§ **Dataset**:
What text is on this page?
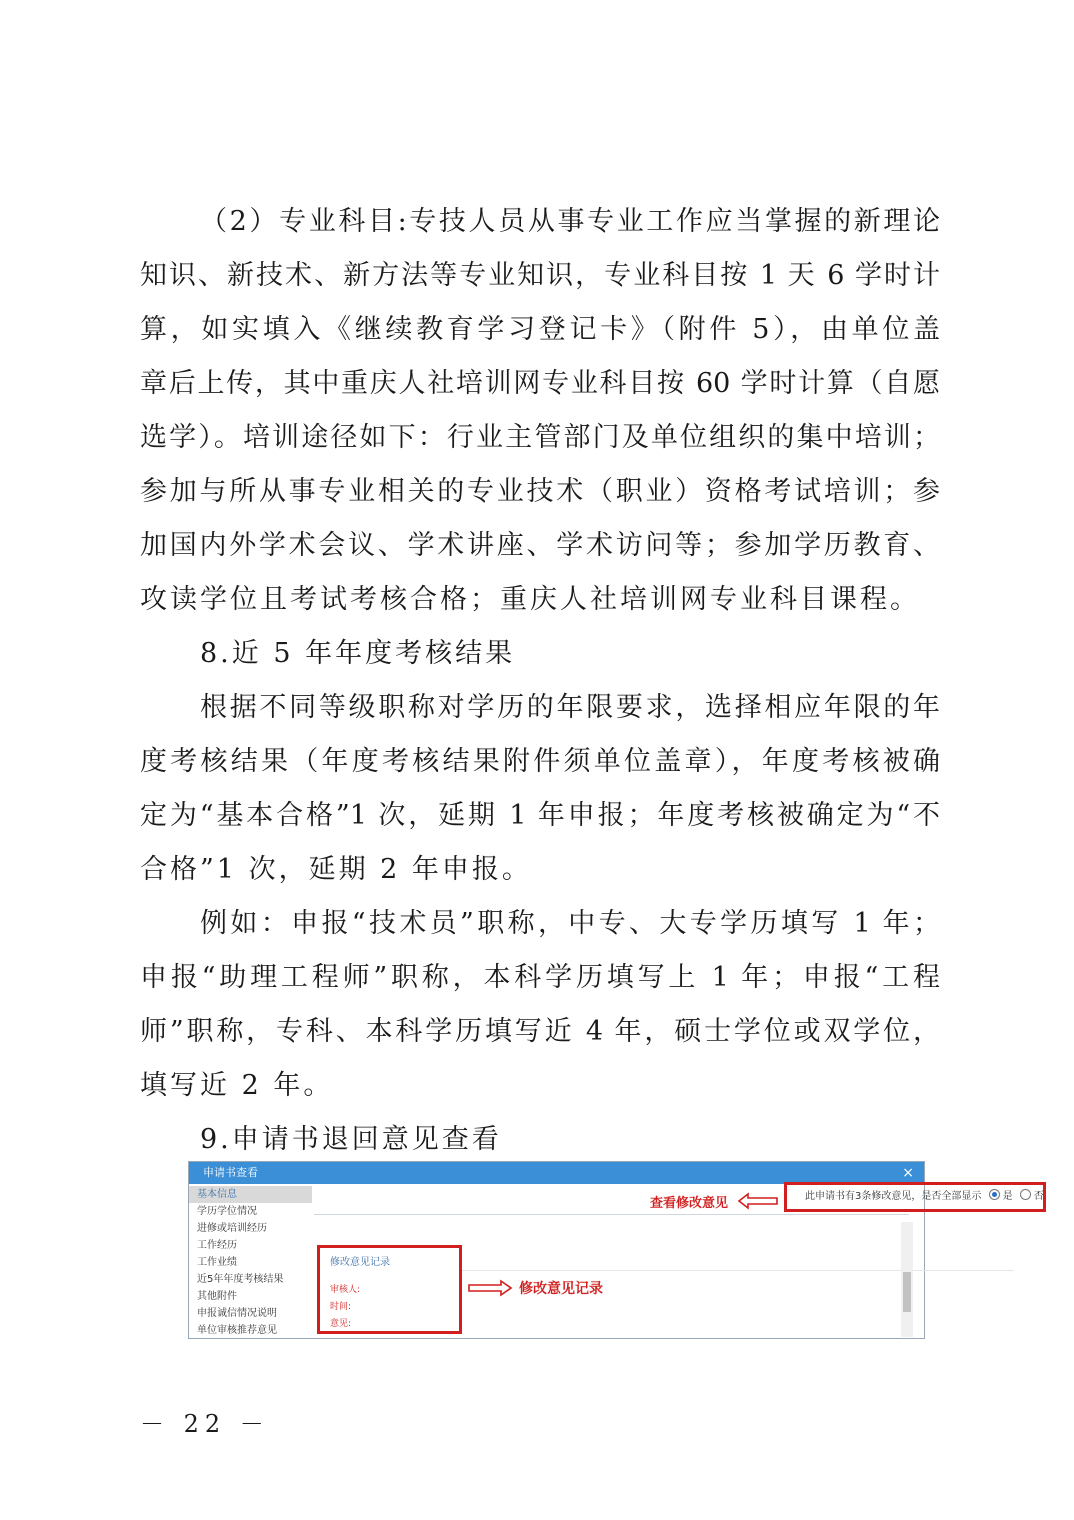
（2）专业科目:专技人员从事专业工作应当掌握的新理论
知识、新技术、新方法等专业知识，专业科目按 1 天 6 学时计
算，如实填入《继续教育学习登记卡》（附件 5），由单位盖
章后上传，其中重庆人社培训网专业科目按 60 学时计算（自愿
选学）。培训途径如下：行业主管部门及单位组织的集中培训；
参加与所从事专业相关的专业技术（职业）资格考试培训；参
加国内外学术会议、学术讲座、学术访问等；参加学历教育、
攻读学位且考试考核合格；重庆人社培训网专业科目课程。
8.近 5 年年度考核结果
根据不同等级职称对学历的年限要求，选择相应年限的年
度考核结果（年度考核结果附件须单位盖章），年度考核被确
定为“基本合格”1 次，延期 1 年申报；年度考核被确定为“不
合格”1 次，延期 2 年申报。
例如：申报“技术员”职称，中专、大专学历填写 1 年；
申报“助理工程师”职称，本科学历填写上 1 年；申报“工程
师”职称，专科、本科学历填写近 4 年，硕士学位或双学位，
填写近 2 年。
9.申请书退回意见查看
申请书查看	×
基本信息
学历学位情况
进修或培训经历
工作经历
工作业绩
近5年年度考核结果
其他附件
申报诚信情况说明
单位审核推荐意见
查看修改意见	此申请书有3条修改意见，是否全部显示 是 否
修改意见记录
审核人:
时间:
意见:
修改意见记录
－ 22 －
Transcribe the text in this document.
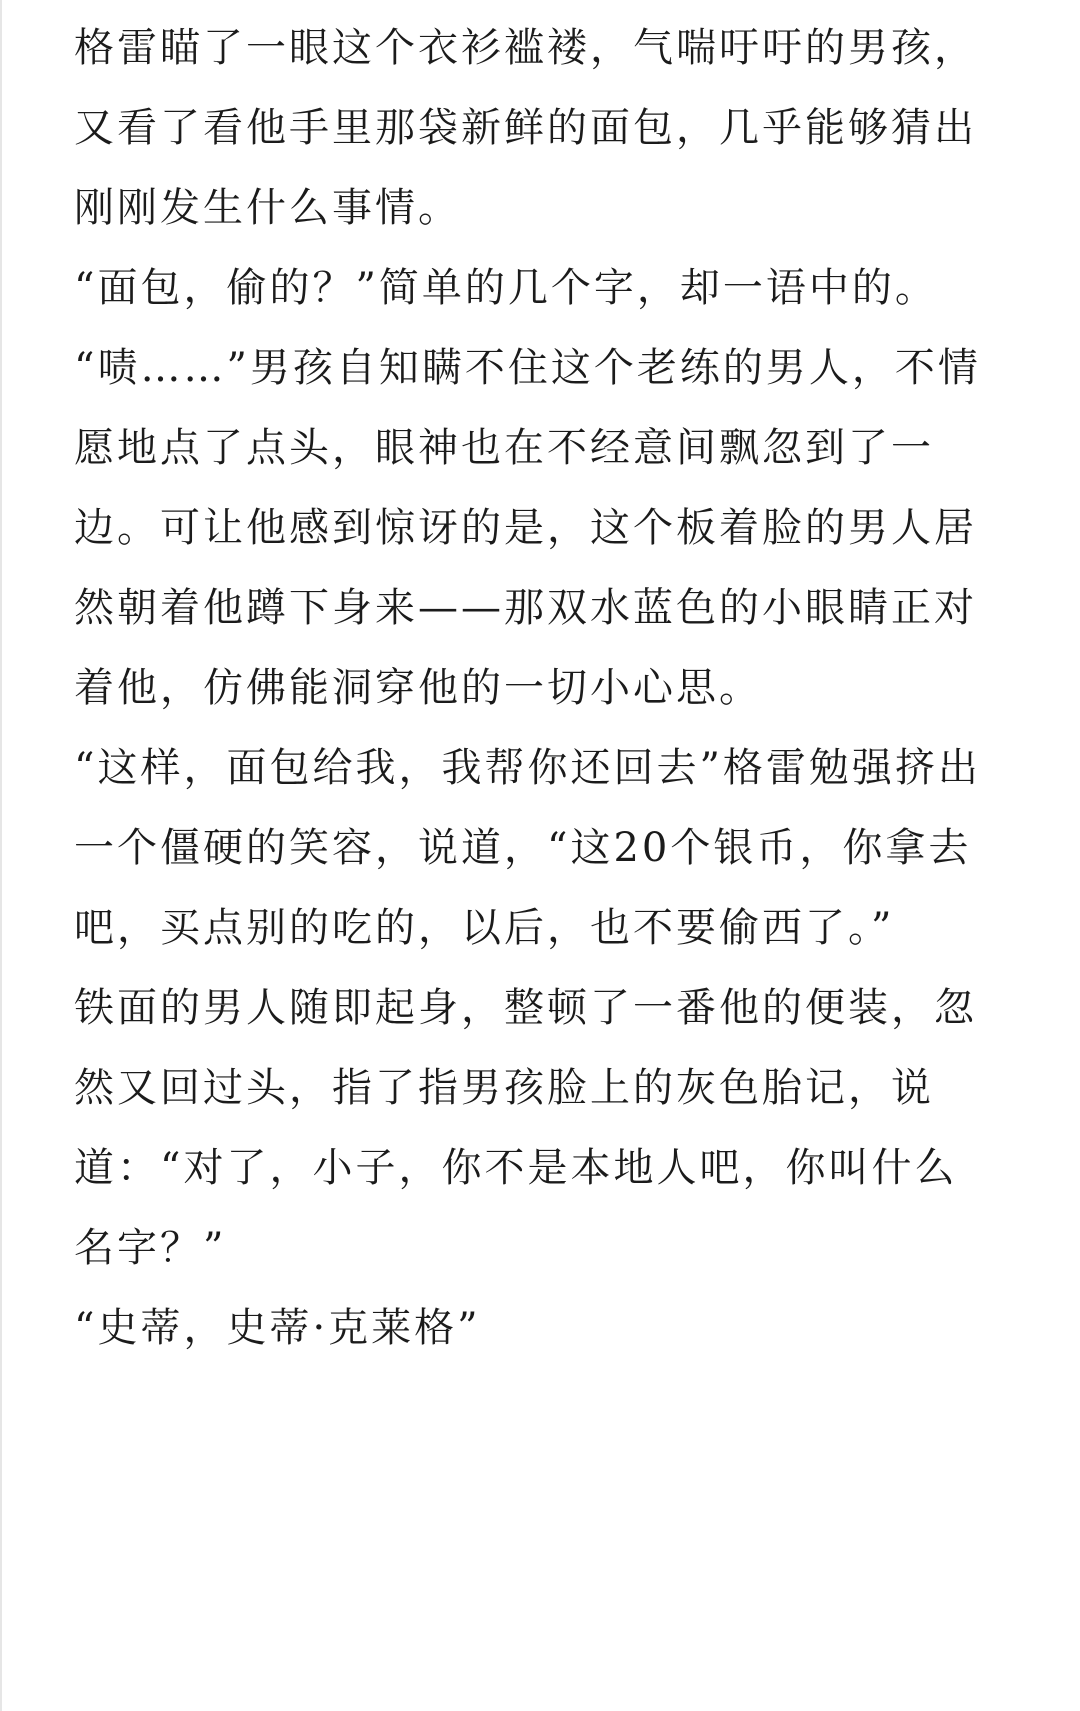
格雷瞄了一眼这个衣衫褴褛，气喘吁吁的男孩，又看了看他手里那袋新鲜的面包，几乎能够猜出刚刚发生什么事情。

“面包，偷的？”简单的几个字，却一语中的。

“啧……”男孩自知瞒不住这个老练的男人，不情愿地点了点头，眼神也在不经意间飘忽到了一边。可让他感到惊讶的是，这个板着脸的男人居然朝着他蹲下身来——那双水蓝色的小眼睛正对着他，仿佛能洞穿他的一切小心思。

“这样，面包给我，我帮你还回去”格雷勉强挤出一个僵硬的笑容，说道，“这20个银币，你拿去吧，买点别的吃的，以后，也不要偷西了。”

铁面的男人随即起身，整顿了一番他的便装，忽然又回过头，指了指男孩脸上的灰色胎记，说道：“对了，小子，你不是本地人吧，你叫什么名字？”

“史蒂，史蒂·克莱格”
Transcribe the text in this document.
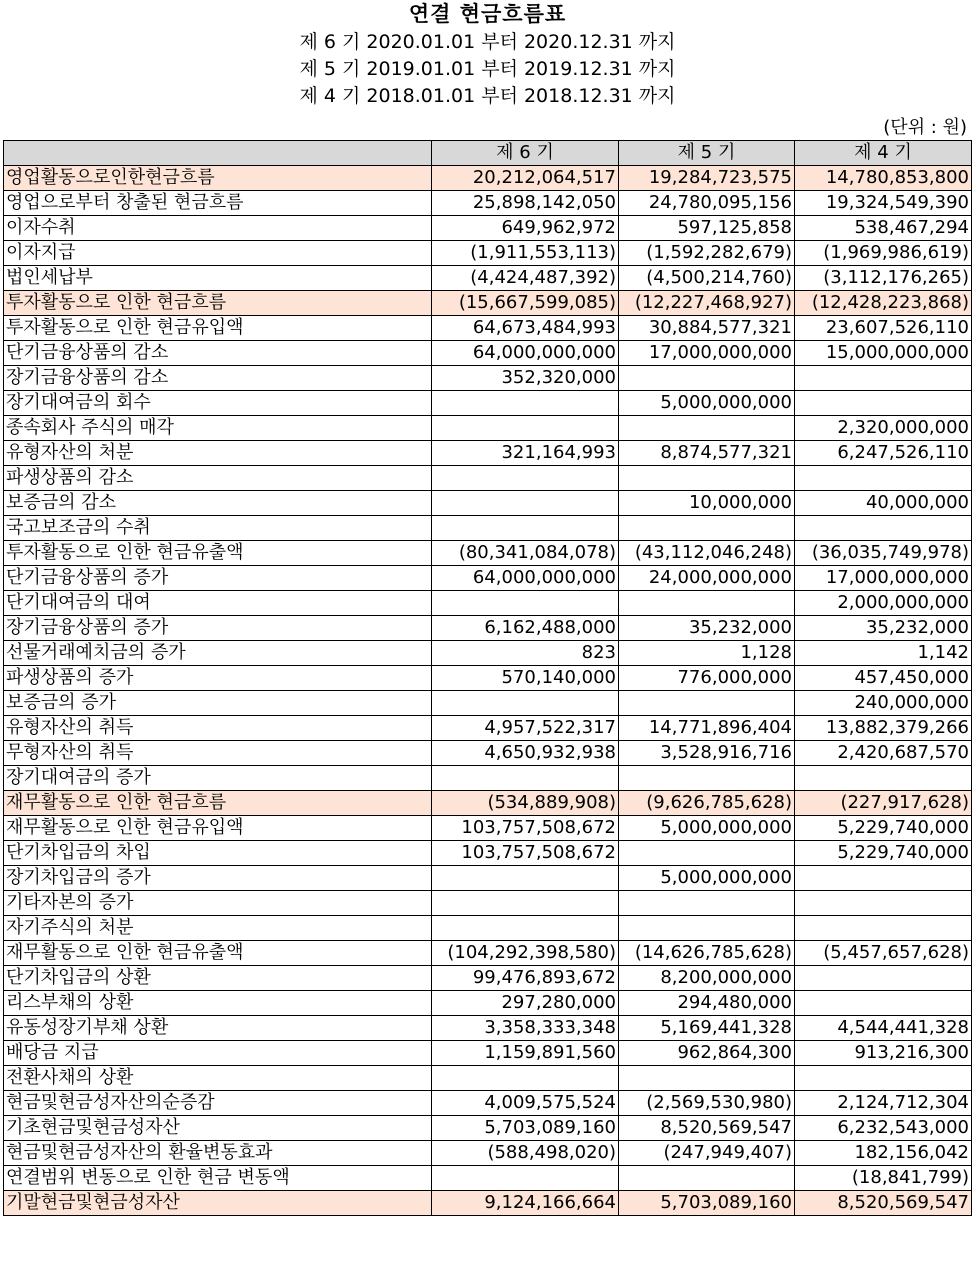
연결 현금흐름표
제 6 기 2020.01.01 부터 2020.12.31 까지
제 5 기 2019.01.01 부터 2019.12.31 까지
제 4 기 2018.01.01 부터 2018.12.31 까지
(단위 : 원)
	제 6 기	제 5 기	제 4 기
영업활동으로인한현금흐름	20,212,064,517	19,284,723,575	14,780,853,800
영업으로부터 창출된 현금흐름	25,898,142,050	24,780,095,156	19,324,549,390
이자수취	649,962,972	597,125,858	538,467,294
이자지급	(1,911,553,113)	(1,592,282,679)	(1,969,986,619)
법인세납부	(4,424,487,392)	(4,500,214,760)	(3,112,176,265)
투자활동으로 인한 현금흐름	(15,667,599,085)	(12,227,468,927)	(12,428,223,868)
투자활동으로 인한 현금유입액	64,673,484,993	30,884,577,321	23,607,526,110
단기금융상품의 감소	64,000,000,000	17,000,000,000	15,000,000,000
장기금융상품의 감소	352,320,000		
장기대여금의 회수		5,000,000,000	
종속회사 주식의 매각			2,320,000,000
유형자산의 처분	321,164,993	8,874,577,321	6,247,526,110
파생상품의 감소			
보증금의 감소		10,000,000	40,000,000
국고보조금의 수취			
투자활동으로 인한 현금유출액	(80,341,084,078)	(43,112,046,248)	(36,035,749,978)
단기금융상품의 증가	64,000,000,000	24,000,000,000	17,000,000,000
단기대여금의 대여			2,000,000,000
장기금융상품의 증가	6,162,488,000	35,232,000	35,232,000
선물거래예치금의 증가	823	1,128	1,142
파생상품의 증가	570,140,000	776,000,000	457,450,000
보증금의 증가			240,000,000
유형자산의 취득	4,957,522,317	14,771,896,404	13,882,379,266
무형자산의 취득	4,650,932,938	3,528,916,716	2,420,687,570
장기대여금의 증가			
재무활동으로 인한 현금흐름	(534,889,908)	(9,626,785,628)	(227,917,628)
재무활동으로 인한 현금유입액	103,757,508,672	5,000,000,000	5,229,740,000
단기차입금의 차입	103,757,508,672		5,229,740,000
장기차입금의 증가		5,000,000,000	
기타자본의 증가			
자기주식의 처분			
재무활동으로 인한 현금유출액	(104,292,398,580)	(14,626,785,628)	(5,457,657,628)
단기차입금의 상환	99,476,893,672	8,200,000,000	
리스부채의 상환	297,280,000	294,480,000	
유동성장기부채 상환	3,358,333,348	5,169,441,328	4,544,441,328
배당금 지급	1,159,891,560	962,864,300	913,216,300
전환사채의 상환			
현금및현금성자산의순증감	4,009,575,524	(2,569,530,980)	2,124,712,304
기초현금및현금성자산	5,703,089,160	8,520,569,547	6,232,543,000
현금및현금성자산의 환율변동효과	(588,498,020)	(247,949,407)	182,156,042
연결범위 변동으로 인한 현금 변동액			(18,841,799)
기말현금및현금성자산	9,124,166,664	5,703,089,160	8,520,569,547
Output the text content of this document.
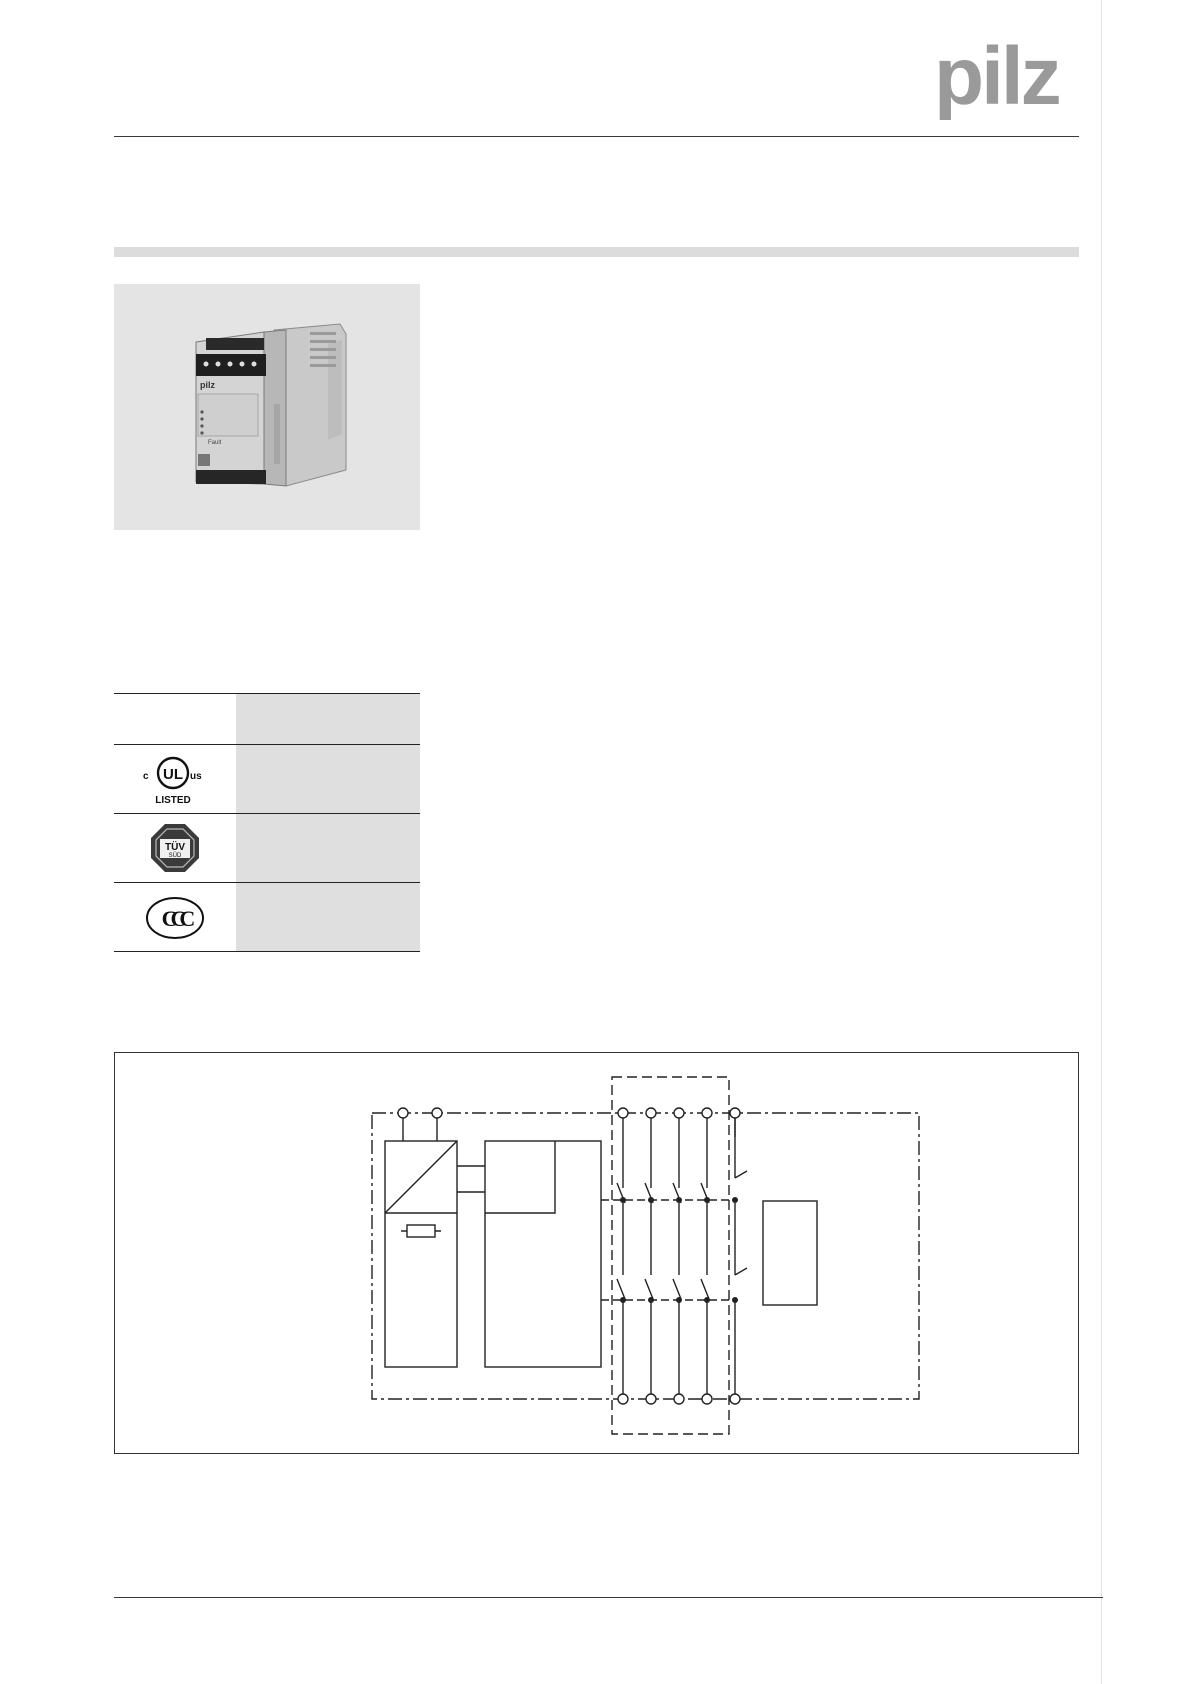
pilz
pilz
Fault
c UL us
LISTED
TÜV
SÜD
CCC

§ **Prompt**: Beginning at the line that contains "Output the text content of this document.", copy each remaining line of the records exactly, through the final one. Omit the pictures.

§ **Result for this exercise**:
Output the text content of this document.
pilz
pilz
Fault
c UL us
LISTED
TÜV
SÜD
CCC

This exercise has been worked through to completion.